• **Work instructions**:
Show every line where "kręcone" occurs.

• **Listed entries**:
————————

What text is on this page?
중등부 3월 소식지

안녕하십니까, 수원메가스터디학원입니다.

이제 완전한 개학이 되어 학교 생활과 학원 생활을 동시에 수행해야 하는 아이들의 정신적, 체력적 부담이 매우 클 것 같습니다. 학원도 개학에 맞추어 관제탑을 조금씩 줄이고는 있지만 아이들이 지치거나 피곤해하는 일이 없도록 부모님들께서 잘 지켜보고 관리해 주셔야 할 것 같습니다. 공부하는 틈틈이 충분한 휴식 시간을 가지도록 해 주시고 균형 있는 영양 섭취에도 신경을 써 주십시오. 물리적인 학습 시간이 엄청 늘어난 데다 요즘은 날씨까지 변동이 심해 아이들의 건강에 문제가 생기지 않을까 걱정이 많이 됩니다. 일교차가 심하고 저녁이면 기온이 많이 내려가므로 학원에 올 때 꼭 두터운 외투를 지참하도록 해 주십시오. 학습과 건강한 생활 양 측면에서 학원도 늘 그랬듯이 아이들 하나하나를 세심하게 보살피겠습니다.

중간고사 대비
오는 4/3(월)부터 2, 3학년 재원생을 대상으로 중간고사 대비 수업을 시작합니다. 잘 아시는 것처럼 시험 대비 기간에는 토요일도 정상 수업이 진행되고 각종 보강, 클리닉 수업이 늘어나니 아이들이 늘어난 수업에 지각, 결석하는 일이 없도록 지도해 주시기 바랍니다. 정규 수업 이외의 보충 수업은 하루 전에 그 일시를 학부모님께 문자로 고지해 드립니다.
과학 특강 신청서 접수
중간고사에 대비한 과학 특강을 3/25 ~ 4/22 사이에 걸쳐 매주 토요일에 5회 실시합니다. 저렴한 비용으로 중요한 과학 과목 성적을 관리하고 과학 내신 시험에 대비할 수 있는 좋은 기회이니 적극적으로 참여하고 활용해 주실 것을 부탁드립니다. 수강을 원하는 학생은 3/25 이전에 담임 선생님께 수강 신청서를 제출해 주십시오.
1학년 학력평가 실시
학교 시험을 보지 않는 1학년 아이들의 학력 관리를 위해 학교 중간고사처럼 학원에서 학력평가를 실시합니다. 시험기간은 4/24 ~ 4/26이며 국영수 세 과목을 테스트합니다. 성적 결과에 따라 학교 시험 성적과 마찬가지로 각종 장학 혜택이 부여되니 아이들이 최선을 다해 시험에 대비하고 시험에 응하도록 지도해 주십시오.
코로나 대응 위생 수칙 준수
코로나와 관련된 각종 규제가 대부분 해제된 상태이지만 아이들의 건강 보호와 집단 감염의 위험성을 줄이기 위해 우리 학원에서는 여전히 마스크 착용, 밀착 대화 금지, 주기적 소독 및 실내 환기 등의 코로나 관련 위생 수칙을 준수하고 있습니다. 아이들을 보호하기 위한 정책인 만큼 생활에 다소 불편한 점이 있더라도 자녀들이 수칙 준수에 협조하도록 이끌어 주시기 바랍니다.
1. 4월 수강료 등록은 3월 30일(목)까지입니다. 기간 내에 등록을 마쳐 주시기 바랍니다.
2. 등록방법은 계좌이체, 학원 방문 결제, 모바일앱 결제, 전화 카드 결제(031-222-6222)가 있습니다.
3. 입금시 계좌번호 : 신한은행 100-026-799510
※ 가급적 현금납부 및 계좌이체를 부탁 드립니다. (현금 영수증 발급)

————————

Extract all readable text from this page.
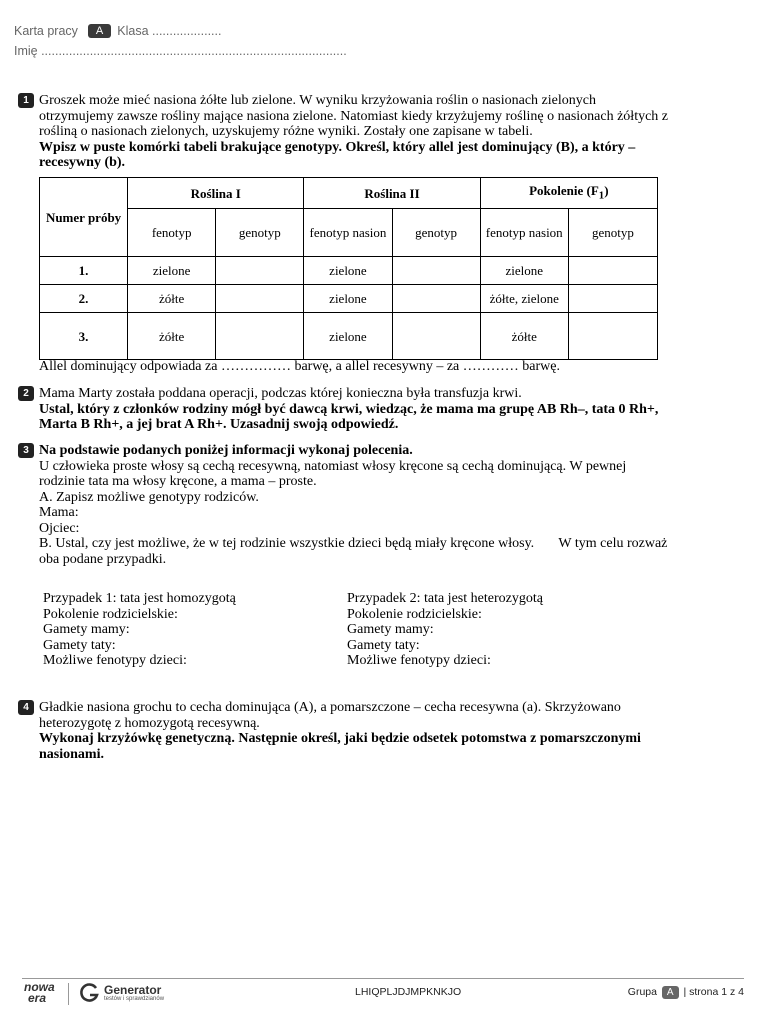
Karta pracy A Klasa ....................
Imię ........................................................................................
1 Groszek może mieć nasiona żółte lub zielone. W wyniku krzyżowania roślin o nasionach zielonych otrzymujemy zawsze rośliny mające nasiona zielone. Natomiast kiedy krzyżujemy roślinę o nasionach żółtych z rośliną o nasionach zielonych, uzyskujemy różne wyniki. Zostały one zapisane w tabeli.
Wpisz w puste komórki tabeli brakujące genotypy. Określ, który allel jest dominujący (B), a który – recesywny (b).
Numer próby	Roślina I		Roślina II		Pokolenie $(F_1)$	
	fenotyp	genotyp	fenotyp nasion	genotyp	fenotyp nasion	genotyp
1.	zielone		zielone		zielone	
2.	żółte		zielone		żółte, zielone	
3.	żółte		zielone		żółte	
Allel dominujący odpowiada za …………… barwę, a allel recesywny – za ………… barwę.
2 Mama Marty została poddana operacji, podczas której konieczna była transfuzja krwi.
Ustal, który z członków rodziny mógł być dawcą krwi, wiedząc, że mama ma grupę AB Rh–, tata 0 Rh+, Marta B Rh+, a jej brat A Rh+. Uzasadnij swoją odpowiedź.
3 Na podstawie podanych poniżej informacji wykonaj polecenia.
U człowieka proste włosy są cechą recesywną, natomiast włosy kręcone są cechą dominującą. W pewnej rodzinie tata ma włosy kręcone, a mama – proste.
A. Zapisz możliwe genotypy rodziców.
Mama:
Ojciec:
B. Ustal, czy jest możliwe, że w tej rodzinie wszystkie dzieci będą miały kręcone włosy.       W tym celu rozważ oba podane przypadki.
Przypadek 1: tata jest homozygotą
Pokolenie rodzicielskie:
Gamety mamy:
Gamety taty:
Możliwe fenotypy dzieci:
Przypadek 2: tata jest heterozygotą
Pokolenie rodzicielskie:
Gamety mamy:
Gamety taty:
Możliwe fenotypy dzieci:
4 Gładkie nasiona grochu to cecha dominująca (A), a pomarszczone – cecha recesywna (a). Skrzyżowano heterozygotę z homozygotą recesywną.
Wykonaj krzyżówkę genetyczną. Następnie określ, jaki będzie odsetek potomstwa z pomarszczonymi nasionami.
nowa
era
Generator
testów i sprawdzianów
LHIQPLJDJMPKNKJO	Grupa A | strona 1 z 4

————————

• **Solved problem**:
U człowieka proste włosy są cechą recesywną, natomiast włosy kręcone są cechą dominującą. W pewnej rodzinie tata ma włosy kręcone, a mama – proste.
B. Ustal, czy jest możliwe, że w tej rodzinie wszystkie dzieci będą miały kręcone włosy.       W tym celu rozważ oba podane przypadki.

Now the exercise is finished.